Extrait de page
= = = = =

Intervention de Bénédicte Peyrol

Séance en hémicycle du jeudi 5 juillet 2018 à 9h30
Érosion de la base d'imposition et transfert de bénéfices — Présentation

Photo issue du site de l'Assemblée nationale ou de WikipediaBénédicte Peyrol, rapporteure pour avis de la commission des finances, de l'économie générale et du contrôle budgétaire :

Monsieur le président, madame la secrétaire d'État, madame la présidente de la commission des affaires étrangères, monsieur le rapporteur, mes chers collègues, nous sommes réunis ce matin pour autoriser la ratification de la convention multilatérale dite « BEPS », relative à la prévention de l'érosion de la base fiscale et du transfert de bénéfices à l'étranger. Ce texte, examiné il y a deux semaines par la commission des finances, a reçu un avis favorable unanime sur mon rapport.

C'est une convention extrêmement importante, qui traite de l'optimisation et de l'évasion fiscales, lesquels représentent des enjeux politiques majeurs au niveau mondial, puisque le financement de nos écoles, de nos hôpitaux, de la transition écologique est en cause. Il s'agit certes d'un sujet technique, mais il ne faut pas se cacher derrière la technique pour le traiter ; il faut en saisir toutes les implications, notamment politiques, comme nous nous y employons ce matin. Nous devons absolument continuer dans cette perspective.

Ce projet a été porté par le G20 et continue à l'être – ce qui me semble extrêmement important – en vertu d'un mandat accordé par l'OCDE depuis plusieurs années. C'est une étape historique, un « accélérateur juridique », comme vous l'avez dit, madame la secrétaire d'État, monsieur le rapporteur, puisque le texte va entraîner, au niveau mondial, la modification de plus d'un millier de conventions fiscales. Cet accélérateur juridique va enrichir ces conventions de plusieurs outils que nous savons désormais efficaces ; vous avez, à cet égard, évoqué la clause anti-abus et la fin des accords de commissionnaires. Le texte va aussi permettre de lutter contre les dispositifs hybrides, qui témoignent d'interprétations différentes de certaines dispositions. Ainsi, il arrive qu'une entreprise échappe à l'imposition parce qu'un transfert de bénéfices est considéré, dans un État, comme un prêt et est, à ce titre, déductible, tandis qu'il est assimilé, dans un autre État, à des dividendes, non imposables. Ce genre de schéma sera désormais évité.

L'efficacité de cet instrument dépendra de deux facteurs.

= = = = =

Enregistrements
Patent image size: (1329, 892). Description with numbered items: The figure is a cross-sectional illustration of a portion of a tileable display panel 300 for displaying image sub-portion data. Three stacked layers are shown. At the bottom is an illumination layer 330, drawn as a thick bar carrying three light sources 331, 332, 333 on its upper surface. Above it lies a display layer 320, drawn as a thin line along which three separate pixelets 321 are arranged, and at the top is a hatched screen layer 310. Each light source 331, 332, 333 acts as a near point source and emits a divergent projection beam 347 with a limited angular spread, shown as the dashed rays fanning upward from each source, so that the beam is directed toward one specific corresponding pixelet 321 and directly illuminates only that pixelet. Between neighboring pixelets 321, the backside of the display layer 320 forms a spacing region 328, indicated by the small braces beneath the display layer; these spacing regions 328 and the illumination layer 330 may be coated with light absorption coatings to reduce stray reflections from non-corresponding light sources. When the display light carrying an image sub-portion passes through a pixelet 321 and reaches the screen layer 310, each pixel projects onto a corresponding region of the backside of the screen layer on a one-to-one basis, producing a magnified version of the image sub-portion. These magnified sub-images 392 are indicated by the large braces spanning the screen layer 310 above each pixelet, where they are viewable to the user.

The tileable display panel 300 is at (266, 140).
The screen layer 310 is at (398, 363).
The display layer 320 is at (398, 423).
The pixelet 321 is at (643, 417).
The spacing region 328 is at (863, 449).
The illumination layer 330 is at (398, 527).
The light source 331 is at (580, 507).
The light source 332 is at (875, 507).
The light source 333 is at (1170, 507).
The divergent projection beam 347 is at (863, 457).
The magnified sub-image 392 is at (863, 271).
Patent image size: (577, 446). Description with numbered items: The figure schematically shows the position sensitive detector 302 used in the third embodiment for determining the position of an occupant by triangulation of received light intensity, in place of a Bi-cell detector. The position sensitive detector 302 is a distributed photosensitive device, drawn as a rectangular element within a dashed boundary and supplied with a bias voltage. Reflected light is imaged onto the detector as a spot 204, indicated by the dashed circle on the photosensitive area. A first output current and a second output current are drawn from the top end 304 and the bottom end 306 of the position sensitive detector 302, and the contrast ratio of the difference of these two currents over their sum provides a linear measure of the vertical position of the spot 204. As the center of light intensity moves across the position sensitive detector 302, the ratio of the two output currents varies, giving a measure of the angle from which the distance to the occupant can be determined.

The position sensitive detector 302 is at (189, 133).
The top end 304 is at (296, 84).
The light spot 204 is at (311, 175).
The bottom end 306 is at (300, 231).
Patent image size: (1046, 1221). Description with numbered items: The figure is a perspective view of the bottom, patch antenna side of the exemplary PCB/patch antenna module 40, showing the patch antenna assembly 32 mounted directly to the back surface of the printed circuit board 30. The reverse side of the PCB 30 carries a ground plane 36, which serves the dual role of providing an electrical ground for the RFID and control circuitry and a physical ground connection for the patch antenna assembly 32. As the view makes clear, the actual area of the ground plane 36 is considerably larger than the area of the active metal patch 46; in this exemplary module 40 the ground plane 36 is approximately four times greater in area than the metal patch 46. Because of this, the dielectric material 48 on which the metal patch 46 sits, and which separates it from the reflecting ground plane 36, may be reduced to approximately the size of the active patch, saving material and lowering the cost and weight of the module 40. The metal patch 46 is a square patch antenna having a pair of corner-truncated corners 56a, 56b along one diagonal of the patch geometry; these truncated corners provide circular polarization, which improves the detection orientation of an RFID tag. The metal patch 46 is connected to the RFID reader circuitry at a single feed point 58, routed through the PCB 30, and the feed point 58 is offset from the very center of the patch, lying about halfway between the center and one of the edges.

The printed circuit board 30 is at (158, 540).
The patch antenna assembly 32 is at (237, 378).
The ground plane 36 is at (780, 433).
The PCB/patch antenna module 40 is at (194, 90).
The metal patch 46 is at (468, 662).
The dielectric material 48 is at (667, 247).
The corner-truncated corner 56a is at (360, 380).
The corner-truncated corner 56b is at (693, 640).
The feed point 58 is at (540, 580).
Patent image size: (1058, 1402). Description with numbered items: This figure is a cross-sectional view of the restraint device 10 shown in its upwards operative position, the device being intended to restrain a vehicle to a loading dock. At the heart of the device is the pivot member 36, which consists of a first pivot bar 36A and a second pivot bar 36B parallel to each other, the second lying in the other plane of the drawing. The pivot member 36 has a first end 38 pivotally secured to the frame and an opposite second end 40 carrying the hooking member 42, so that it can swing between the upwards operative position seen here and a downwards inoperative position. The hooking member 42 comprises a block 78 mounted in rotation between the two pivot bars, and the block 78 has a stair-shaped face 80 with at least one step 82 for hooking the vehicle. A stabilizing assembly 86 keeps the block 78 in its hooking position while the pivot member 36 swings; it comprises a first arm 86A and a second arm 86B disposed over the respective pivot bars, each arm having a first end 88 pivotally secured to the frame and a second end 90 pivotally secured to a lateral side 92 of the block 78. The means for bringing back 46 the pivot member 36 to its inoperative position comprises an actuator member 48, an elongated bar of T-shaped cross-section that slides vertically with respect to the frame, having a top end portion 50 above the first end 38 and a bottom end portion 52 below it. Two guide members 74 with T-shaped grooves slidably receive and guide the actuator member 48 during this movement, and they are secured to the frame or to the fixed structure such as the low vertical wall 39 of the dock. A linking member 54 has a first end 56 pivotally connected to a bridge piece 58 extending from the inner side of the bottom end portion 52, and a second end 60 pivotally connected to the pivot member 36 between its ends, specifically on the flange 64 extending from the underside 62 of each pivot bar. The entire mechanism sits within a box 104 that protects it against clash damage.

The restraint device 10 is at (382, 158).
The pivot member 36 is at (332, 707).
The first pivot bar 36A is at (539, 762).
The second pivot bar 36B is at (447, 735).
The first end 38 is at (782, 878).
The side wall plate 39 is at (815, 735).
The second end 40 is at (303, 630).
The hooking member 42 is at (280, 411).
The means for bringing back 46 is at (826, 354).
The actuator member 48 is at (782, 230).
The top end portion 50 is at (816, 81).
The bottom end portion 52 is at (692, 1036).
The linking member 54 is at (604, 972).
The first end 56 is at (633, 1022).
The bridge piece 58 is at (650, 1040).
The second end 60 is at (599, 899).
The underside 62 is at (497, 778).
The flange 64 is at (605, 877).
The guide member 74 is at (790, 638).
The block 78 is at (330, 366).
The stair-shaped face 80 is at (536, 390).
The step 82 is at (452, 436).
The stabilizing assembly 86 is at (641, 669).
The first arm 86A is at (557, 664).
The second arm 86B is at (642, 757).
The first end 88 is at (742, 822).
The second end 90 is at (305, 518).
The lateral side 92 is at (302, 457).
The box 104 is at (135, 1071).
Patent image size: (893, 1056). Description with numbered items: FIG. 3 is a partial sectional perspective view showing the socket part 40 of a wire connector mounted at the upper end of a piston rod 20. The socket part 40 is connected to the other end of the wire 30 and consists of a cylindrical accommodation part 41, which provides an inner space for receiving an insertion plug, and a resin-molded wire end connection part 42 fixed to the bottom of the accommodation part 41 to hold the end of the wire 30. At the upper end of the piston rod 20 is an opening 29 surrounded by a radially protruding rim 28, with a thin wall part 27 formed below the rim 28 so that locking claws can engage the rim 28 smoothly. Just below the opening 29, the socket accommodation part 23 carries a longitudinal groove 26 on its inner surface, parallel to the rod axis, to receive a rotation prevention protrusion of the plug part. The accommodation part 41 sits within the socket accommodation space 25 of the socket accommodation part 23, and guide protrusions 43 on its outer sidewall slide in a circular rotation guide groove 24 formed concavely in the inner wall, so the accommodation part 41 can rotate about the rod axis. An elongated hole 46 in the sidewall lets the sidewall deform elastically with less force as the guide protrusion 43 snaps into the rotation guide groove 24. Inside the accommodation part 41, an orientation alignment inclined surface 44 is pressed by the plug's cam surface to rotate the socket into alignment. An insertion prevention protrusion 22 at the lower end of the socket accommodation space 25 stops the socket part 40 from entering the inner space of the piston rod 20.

= = = = =

Objectif
Transcrivez à l'identique le passage de l'extrait qui commence par « Monsieur le président, madame » et se termine par « sur mon rapport. ». Seul l'extrait sert de référence, pas les enregistrements.

Réponse
Monsieur le président, madame la secrétaire d'État, madame la présidente de la commission des affaires étrangères, monsieur le rapporteur, mes chers collègues, nous sommes réunis ce matin pour autoriser la ratification de la convention multilatérale dite « BEPS », relative à la prévention de l'érosion de la base fiscale et du transfert de bénéfices à l'étranger. Ce texte, examiné il y a deux semaines par la commission des finances, a reçu un avis favorable unanime sur mon rapport.